◆ **Goal**:
Give back the full material, exactly as it reads.

◆ **Given data**:
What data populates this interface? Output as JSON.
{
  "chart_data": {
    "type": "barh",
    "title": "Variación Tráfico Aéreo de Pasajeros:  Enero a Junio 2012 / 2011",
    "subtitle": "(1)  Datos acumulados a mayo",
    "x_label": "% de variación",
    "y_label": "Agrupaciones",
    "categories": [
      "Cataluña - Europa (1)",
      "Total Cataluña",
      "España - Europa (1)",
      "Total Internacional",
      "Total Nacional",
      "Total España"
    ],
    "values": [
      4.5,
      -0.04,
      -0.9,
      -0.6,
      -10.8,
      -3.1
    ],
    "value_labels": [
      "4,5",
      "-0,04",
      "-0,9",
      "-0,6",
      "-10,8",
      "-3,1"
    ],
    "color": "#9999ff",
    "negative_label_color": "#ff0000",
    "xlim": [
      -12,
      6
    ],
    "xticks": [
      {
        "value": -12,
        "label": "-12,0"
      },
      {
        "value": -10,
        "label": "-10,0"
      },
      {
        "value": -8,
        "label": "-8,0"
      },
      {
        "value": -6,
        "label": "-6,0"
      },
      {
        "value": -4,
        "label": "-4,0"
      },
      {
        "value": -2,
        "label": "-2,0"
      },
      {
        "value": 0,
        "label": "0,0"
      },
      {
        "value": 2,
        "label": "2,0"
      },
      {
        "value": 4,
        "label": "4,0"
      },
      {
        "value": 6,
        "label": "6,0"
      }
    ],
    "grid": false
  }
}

◆ **Task output**:
What data populates this interface? Output as JSON.
{
  "chart_data": {
    "type": "barh",
    "title": "Variación Tráfico Aéreo de Pasajeros:  Enero a Junio 2012 / 2011",
    "subtitle": "(1)  Datos acumulados a mayo",
    "x_label": "% de variación",
    "y_label": "Agrupaciones",
    "categories": [
      "Cataluña - Europa (1)",
      "Total Cataluña",
      "España - Europa (1)",
      "Total Internacional",
      "Total Nacional",
      "Total España"
    ],
    "values": [
      4.5,
      -0.04,
      -0.9,
      -0.6,
      -10.8,
      -3.1
    ],
    "value_labels": [
      "4,5",
      "-0,04",
      "-0,9",
      "-0,6",
      "-10,8",
      "-3,1"
    ],
    "color": "#9999ff",
    "negative_label_color": "#ff0000",
    "xlim": [
      -12,
      6
    ],
    "xticks": [
      {
        "value": -12,
        "label": "-12,0"
      },
      {
        "value": -10,
        "label": "-10,0"
      },
      {
        "value": -8,
        "label": "-8,0"
      },
      {
        "value": -6,
        "label": "-6,0"
      },
      {
        "value": -4,
        "label": "-4,0"
      },
      {
        "value": -2,
        "label": "-2,0"
      },
      {
        "value": 0,
        "label": "0,0"
      },
      {
        "value": 2,
        "label": "2,0"
      },
      {
        "value": 4,
        "label": "4,0"
      },
      {
        "value": 6,
        "label": "6,0"
      }
    ],
    "grid": false
  }
}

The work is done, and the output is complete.